→ Pedido escrito a:
Responda com base no documento de origem:
(i) Em que ano Giovanni Falcone foi assassinado?
(ii) Quantos policiais morreram na Operação Contenção?
(iii) Em quantos eixos se poderia apoiar o plano estratégico nacional?

━━━━━ Documento de origem

Nenhum tiro foi disparado. “Desarticular o entorno é mais eficaz que invadir o
reduto”, dizia Giovanni Falcone, magistrado assassinado pela Cosa Nostra em 1992,
cuja metodologia inspirou a atual Direzione Investigativa Antimafia (DIA).
Nos Estados Unidos, o FBI adota abordagem
combinada: task forces interagências, infiltrações e capturas em locais
neutros, como estradas ou estacionamentos. A prioridade é preservar a vida e a integridade
processual, evitando confrontos em áreas civis.
No Brasil, o desafio é mais intricado porque as
facções controlam espaços densamente
povoados. Nesses territórios, o cumprimento de um mandado de prisão não
é apenas uma questão policial, mas política,
social e moral.
O Estado enfrenta um dilema: se não entra, perde
autoridade; se entra, pode ser acusado de massacre. Por isso, ao invez de
apenas reduzir o danos das operações, como pretende a ADPF 365, propomos uma
mudança tática baseada em “capturas
inteligentes” — operações de precisão baseadas em dados e inteligência,
em vez de ocupações generalizadas e pontuais. Elas envolvem monitorar rotinas,
rastrear comunicações, identificar deslocamentos previsíveis e agir fora da
área conflagrada. Essa tática, já usada por unidades de elite, reduz
drasticamente os riscos. El algum momento o criminoso sai da comunidade e nesta
ocasião ele fica vulnerável.
Tecnologias como drones, reconhecimento facial, análise de rede social, escutas telefônicas,
leitores de placas, etc. vêm
ampliando a capacidade de identificar essas oportunidades. A militarização do
enfrentamento, embora popular entre parte da opinião pública, como mostraram as
pesquisas no caso da Operação Contenção no Complexo do Alemão, mostrou-se ineficaz e contraproducente: 121
mortos, nenhum deles alvo dos mandados, 4 policiais mortos, vazamento da
operação, interrupção das aulas e dos negócios, falhas na pericia das cenas de
crime.
Para além de 40 anos da política do “sobe-mata-desce”
no Rio de Janeiro, que não parece ter contribuído para a expansão do CV, o caso
mexicano é também emblemático desta estratégia: após quase duas décadas de
“guerra ao narcotráfico”, o país acumula mais de 360 mil mortos e o poder dos cartéis permanece intacto (INEGI,
2023).
“O Estado não pode competir com o crime no terreno
da brutalidade”, alerta o jurista Eugenio Zaffaroni. “A vitória só vem quando o
Estado se mostra racional, não quando se iguala ao inimigo.” Essa racionalidade
exige mudança cultural: ver a
captura não como ato heroico de combate, mas como resultado de um processo de
inteligência, paciência e profissionalismo.
A experiência internacional sugere que cumprir mandados de prisão com eficiência e
legalidade depende menos de armamento e mais de integração, dados e
legitimidade perante a comunidade. Um plano estratégico nacional poderia seguir
cinco eixos:
- Unidades especializadas em capturas de alto
risco,
pequenas e interagências, com treinamento em operações de precisão,
negociação e proteção de provas;
- Integração entre polícias e órgãos de
inteligência financeira, para atingir as redes econômicas das
facções;
- Uso de tecnologia e vigilância discreta, priorizando capturas fora
das áreas dominadas;
- Critérios de sucesso baseados % de cumprimento
de mandados de prisão, e não em número de mortes, prisões ou
apreensões;
- Transparência e controle social, com auditoria independente
e prestação de contas após cada operação.

━━━━━━━━━━

→ Pedido escrito b:
Por favor, reescreva o trecho das entradas que vai do início até a linha que contém "fold-guide-line [7,713,8,744]", inclusive, trocando "func1(30)" por "func1(40)" e mantendo todo o resto igual.

━━━━━ Registros de dados

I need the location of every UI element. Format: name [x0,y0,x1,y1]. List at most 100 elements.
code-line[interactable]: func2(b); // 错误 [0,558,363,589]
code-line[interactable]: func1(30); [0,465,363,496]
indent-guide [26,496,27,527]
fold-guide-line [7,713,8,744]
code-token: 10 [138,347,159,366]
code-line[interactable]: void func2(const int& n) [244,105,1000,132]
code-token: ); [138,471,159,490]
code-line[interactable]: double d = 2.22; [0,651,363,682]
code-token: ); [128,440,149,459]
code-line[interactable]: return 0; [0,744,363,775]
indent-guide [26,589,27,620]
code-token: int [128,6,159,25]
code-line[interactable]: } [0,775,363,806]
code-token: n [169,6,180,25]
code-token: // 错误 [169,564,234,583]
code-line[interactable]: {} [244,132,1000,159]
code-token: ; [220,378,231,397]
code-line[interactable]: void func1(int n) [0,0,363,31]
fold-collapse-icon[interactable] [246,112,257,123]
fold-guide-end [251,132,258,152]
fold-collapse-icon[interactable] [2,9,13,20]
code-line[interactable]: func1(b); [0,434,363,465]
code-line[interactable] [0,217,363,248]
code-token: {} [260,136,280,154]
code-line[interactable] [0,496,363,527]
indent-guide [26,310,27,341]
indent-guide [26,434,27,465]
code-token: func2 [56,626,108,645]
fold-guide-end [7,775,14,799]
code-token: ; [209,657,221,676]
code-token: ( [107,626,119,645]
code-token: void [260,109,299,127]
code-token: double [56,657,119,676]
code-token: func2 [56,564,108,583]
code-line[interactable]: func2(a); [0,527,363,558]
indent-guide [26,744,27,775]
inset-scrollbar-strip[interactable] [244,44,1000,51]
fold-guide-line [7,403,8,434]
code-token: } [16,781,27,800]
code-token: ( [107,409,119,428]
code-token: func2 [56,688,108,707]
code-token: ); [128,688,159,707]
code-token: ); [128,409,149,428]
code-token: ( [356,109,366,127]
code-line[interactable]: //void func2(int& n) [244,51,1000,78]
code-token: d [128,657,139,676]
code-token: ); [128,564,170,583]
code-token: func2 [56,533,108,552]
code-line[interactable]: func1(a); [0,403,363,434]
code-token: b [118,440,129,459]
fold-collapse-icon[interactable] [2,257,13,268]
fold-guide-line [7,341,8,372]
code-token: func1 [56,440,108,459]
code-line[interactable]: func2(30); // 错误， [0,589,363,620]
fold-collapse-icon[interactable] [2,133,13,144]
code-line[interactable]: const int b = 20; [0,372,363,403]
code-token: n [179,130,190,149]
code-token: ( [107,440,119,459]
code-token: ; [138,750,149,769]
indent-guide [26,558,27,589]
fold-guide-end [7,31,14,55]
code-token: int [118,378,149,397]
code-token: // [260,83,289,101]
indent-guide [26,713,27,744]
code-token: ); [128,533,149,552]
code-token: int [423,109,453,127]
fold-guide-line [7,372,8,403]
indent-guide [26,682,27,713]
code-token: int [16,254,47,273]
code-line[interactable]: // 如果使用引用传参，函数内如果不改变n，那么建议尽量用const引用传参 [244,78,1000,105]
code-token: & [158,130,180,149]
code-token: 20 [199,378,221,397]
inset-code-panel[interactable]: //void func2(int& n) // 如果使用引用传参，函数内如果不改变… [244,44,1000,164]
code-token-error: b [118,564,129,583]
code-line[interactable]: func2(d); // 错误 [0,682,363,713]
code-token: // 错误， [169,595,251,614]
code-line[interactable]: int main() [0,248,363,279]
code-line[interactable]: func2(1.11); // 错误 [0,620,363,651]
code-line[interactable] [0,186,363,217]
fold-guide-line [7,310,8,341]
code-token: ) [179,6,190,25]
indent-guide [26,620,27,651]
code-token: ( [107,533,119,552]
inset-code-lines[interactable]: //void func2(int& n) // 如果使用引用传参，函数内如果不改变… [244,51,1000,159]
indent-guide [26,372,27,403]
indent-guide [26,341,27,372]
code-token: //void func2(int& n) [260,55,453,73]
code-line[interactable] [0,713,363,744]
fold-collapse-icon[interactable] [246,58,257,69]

━━━━━━━━━━

→ Resposta esperada a:
(i) Em 1992.
(ii) Quatro policiais.
(iii) Em cinco eixos.

→ Resposta esperada b:
I need the location of every UI element. Format: name [x0,y0,x1,y1]. List at most 100 elements.
code-line[interactable]: func2(b); // 错误 [0,558,363,589]
code-line[interactable]: func1(40); [0,465,363,496]
indent-guide [26,496,27,527]
fold-guide-line [7,713,8,744]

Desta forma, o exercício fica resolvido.